**GOAL OF THE EXERCISE:** Can you output the records below exactly as they are written?

**PROVIDED DATA:**
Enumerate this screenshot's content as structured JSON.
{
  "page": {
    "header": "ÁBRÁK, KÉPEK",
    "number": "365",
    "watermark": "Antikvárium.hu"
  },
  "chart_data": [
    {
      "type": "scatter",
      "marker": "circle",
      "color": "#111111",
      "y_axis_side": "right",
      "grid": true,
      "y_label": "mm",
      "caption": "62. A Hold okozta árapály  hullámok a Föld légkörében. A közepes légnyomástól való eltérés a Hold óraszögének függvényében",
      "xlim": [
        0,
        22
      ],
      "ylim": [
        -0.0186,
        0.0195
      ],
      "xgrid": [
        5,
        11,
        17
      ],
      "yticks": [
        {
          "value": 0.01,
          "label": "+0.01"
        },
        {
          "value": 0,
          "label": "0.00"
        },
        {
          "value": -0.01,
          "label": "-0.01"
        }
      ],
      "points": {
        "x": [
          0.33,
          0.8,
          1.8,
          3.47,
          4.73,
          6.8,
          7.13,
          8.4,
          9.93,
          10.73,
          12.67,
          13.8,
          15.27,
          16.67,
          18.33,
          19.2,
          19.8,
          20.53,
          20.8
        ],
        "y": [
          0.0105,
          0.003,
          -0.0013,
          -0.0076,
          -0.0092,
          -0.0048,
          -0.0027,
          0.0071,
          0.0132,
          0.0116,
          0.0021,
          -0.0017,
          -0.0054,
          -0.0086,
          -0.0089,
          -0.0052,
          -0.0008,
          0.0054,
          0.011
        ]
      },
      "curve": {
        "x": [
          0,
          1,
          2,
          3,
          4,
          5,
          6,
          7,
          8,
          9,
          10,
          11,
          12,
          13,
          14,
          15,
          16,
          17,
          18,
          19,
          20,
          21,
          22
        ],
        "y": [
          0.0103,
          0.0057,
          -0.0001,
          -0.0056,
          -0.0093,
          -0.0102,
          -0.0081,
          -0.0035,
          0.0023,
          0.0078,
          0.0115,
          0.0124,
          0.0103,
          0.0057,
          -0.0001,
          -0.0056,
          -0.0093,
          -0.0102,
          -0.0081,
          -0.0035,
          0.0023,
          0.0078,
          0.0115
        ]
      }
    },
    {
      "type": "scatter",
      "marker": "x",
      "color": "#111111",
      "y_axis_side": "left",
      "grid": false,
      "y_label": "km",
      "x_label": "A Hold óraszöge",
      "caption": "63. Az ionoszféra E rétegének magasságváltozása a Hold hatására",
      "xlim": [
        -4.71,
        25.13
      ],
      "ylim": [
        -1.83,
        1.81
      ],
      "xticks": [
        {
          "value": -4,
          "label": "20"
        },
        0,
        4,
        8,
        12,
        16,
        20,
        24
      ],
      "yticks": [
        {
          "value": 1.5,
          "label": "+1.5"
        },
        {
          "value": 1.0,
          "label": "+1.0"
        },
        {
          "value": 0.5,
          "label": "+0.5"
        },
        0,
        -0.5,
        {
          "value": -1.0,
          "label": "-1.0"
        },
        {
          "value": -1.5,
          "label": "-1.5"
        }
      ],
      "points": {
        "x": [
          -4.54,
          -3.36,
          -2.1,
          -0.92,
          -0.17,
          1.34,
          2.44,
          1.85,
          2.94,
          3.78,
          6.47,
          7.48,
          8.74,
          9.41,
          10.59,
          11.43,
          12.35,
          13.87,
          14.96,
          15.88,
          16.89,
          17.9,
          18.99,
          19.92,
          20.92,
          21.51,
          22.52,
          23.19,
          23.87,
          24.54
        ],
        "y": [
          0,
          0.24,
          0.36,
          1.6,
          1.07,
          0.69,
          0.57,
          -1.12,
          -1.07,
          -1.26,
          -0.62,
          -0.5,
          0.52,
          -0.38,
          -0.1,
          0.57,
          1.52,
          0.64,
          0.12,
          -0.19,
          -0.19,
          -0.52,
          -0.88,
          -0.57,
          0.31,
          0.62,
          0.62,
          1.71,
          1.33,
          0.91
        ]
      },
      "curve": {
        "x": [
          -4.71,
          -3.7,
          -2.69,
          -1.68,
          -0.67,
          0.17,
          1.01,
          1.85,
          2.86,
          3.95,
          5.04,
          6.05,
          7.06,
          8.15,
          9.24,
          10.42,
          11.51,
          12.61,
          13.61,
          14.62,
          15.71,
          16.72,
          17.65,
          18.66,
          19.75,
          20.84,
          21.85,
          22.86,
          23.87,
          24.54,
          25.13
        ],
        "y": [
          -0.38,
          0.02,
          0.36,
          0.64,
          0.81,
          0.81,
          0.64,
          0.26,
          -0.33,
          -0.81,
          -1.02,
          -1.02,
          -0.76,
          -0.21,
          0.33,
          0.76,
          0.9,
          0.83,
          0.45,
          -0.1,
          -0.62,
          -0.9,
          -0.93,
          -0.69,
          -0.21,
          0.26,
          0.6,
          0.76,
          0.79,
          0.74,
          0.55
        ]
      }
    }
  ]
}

**OUTPUT FOR THIS TASK:**
Enumerate this screenshot's content as structured JSON.
{
  "page": {
    "header": "ÁBRÁK, KÉPEK",
    "number": "365",
    "watermark": "Antikvárium.hu"
  },
  "chart_data": [
    {
      "type": "scatter",
      "marker": "circle",
      "color": "#111111",
      "y_axis_side": "right",
      "grid": true,
      "y_label": "mm",
      "caption": "62. A Hold okozta árapály  hullámok a Föld légkörében. A közepes légnyomástól való eltérés a Hold óraszögének függvényében",
      "xlim": [
        0,
        22
      ],
      "ylim": [
        -0.0186,
        0.0195
      ],
      "xgrid": [
        5,
        11,
        17
      ],
      "yticks": [
        {
          "value": 0.01,
          "label": "+0.01"
        },
        {
          "value": 0,
          "label": "0.00"
        },
        {
          "value": -0.01,
          "label": "-0.01"
        }
      ],
      "points": {
        "x": [
          0.33,
          0.8,
          1.8,
          3.47,
          4.73,
          6.8,
          7.13,
          8.4,
          9.93,
          10.73,
          12.67,
          13.8,
          15.27,
          16.67,
          18.33,
          19.2,
          19.8,
          20.53,
          20.8
        ],
        "y": [
          0.0105,
          0.003,
          -0.0013,
          -0.0076,
          -0.0092,
          -0.0048,
          -0.0027,
          0.0071,
          0.0132,
          0.0116,
          0.0021,
          -0.0017,
          -0.0054,
          -0.0086,
          -0.0089,
          -0.0052,
          -0.0008,
          0.0054,
          0.011
        ]
      },
      "curve": {
        "x": [
          0,
          1,
          2,
          3,
          4,
          5,
          6,
          7,
          8,
          9,
          10,
          11,
          12,
          13,
          14,
          15,
          16,
          17,
          18,
          19,
          20,
          21,
          22
        ],
        "y": [
          0.0103,
          0.0057,
          -0.0001,
          -0.0056,
          -0.0093,
          -0.0102,
          -0.0081,
          -0.0035,
          0.0023,
          0.0078,
          0.0115,
          0.0124,
          0.0103,
          0.0057,
          -0.0001,
          -0.0056,
          -0.0093,
          -0.0102,
          -0.0081,
          -0.0035,
          0.0023,
          0.0078,
          0.0115
        ]
      }
    },
    {
      "type": "scatter",
      "marker": "x",
      "color": "#111111",
      "y_axis_side": "left",
      "grid": false,
      "y_label": "km",
      "x_label": "A Hold óraszöge",
      "caption": "63. Az ionoszféra E rétegének magasságváltozása a Hold hatására",
      "xlim": [
        -4.71,
        25.13
      ],
      "ylim": [
        -1.83,
        1.81
      ],
      "xticks": [
        {
          "value": -4,
          "label": "20"
        },
        0,
        4,
        8,
        12,
        16,
        20,
        24
      ],
      "yticks": [
        {
          "value": 1.5,
          "label": "+1.5"
        },
        {
          "value": 1.0,
          "label": "+1.0"
        },
        {
          "value": 0.5,
          "label": "+0.5"
        },
        0,
        -0.5,
        {
          "value": -1.0,
          "label": "-1.0"
        },
        {
          "value": -1.5,
          "label": "-1.5"
        }
      ],
      "points": {
        "x": [
          -4.54,
          -3.36,
          -2.1,
          -0.92,
          -0.17,
          1.34,
          2.44,
          1.85,
          2.94,
          3.78,
          6.47,
          7.48,
          8.74,
          9.41,
          10.59,
          11.43,
          12.35,
          13.87,
          14.96,
          15.88,
          16.89,
          17.9,
          18.99,
          19.92,
          20.92,
          21.51,
          22.52,
          23.19,
          23.87,
          24.54
        ],
        "y": [
          0,
          0.24,
          0.36,
          1.6,
          1.07,
          0.69,
          0.57,
          -1.12,
          -1.07,
          -1.26,
          -0.62,
          -0.5,
          0.52,
          -0.38,
          -0.1,
          0.57,
          1.52,
          0.64,
          0.12,
          -0.19,
          -0.19,
          -0.52,
          -0.88,
          -0.57,
          0.31,
          0.62,
          0.62,
          1.71,
          1.33,
          0.91
        ]
      },
      "curve": {
        "x": [
          -4.71,
          -3.7,
          -2.69,
          -1.68,
          -0.67,
          0.17,
          1.01,
          1.85,
          2.86,
          3.95,
          5.04,
          6.05,
          7.06,
          8.15,
          9.24,
          10.42,
          11.51,
          12.61,
          13.61,
          14.62,
          15.71,
          16.72,
          17.65,
          18.66,
          19.75,
          20.84,
          21.85,
          22.86,
          23.87,
          24.54,
          25.13
        ],
        "y": [
          -0.38,
          0.02,
          0.36,
          0.64,
          0.81,
          0.81,
          0.64,
          0.26,
          -0.33,
          -0.81,
          -1.02,
          -1.02,
          -0.76,
          -0.21,
          0.33,
          0.76,
          0.9,
          0.83,
          0.45,
          -0.1,
          -0.62,
          -0.9,
          -0.93,
          -0.69,
          -0.21,
          0.26,
          0.6,
          0.76,
          0.79,
          0.74,
          0.55
        ]
      }
    }
  ]
}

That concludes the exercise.